__MATERIALS PROVIDED__
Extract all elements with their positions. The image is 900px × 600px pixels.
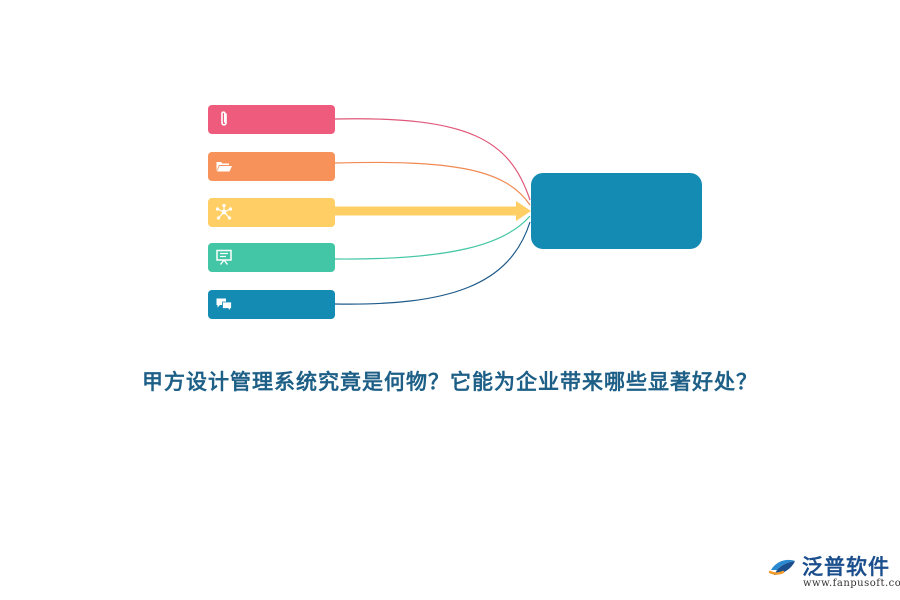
diagram-item-1 <box>208 105 335 134</box>
brand-name: 泛普软件 <box>802 555 890 579</box>
presentation-board-icon <box>216 249 232 265</box>
connector-line-1 <box>334 118 531 201</box>
connector-line-5 <box>334 221 531 305</box>
diagram-center-node <box>531 173 702 249</box>
folder-open-icon <box>216 162 232 172</box>
page-title: 甲方设计管理系统究竟是何物？它能为企业带来哪些显著好处？ <box>142 369 758 394</box>
brand-logo-icon <box>768 559 795 575</box>
chat-bubbles-icon <box>216 298 232 312</box>
connector-line-4 <box>334 215 531 260</box>
brand-url: www.fanpusoft.com <box>803 578 900 589</box>
diagram-item-5 <box>208 290 335 319</box>
connector-line-2 <box>334 161 531 206</box>
network-icon <box>215 203 233 220</box>
connector-arrowhead <box>516 201 531 221</box>
paperclip-icon <box>221 111 227 126</box>
diagram-item-2 <box>208 152 335 181</box>
diagram-item-4 <box>208 243 335 272</box>
diagram-item-3 <box>208 198 335 227</box>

__WHAT IS REQUIRED__
Put every line above into a JSON list of strings, one string per line, skipping any blank lines. Leave the picture out of the list.

__ANSWER TO THE EXERCISE__
[
  "Extract all elements with their positions. The image is 900px × 600px pixels.",
  "diagram-item-1 <box>208 105 335 134</box>",
  "brand-name: 泛普软件 <box>802 555 890 579</box>",
  "presentation-board-icon <box>216 249 232 265</box>",
  "connector-line-1 <box>334 118 531 201</box>",
  "connector-line-5 <box>334 221 531 305</box>",
  "diagram-center-node <box>531 173 702 249</box>",
  "folder-open-icon <box>216 162 232 172</box>",
  "page-title: 甲方设计管理系统究竟是何物？它能为企业带来哪些显著好处？ <box>142 369 758 394</box>",
  "brand-logo-icon <box>768 559 795 575</box>",
  "chat-bubbles-icon <box>216 298 232 312</box>",
  "connector-line-4 <box>334 215 531 260</box>",
  "brand-url: www.fanpusoft.com <box>803 578 900 589</box>",
  "diagram-item-5 <box>208 290 335 319</box>",
  "connector-line-2 <box>334 161 531 206</box>",
  "network-icon <box>215 203 233 220</box>",
  "connector-arrowhead <box>516 201 531 221</box>",
  "paperclip-icon <box>221 111 227 126</box>",
  "diagram-item-2 <box>208 152 335 181</box>",
  "diagram-item-4 <box>208 243 335 272</box>",
  "diagram-item-3 <box>208 198 335 227</box>"
]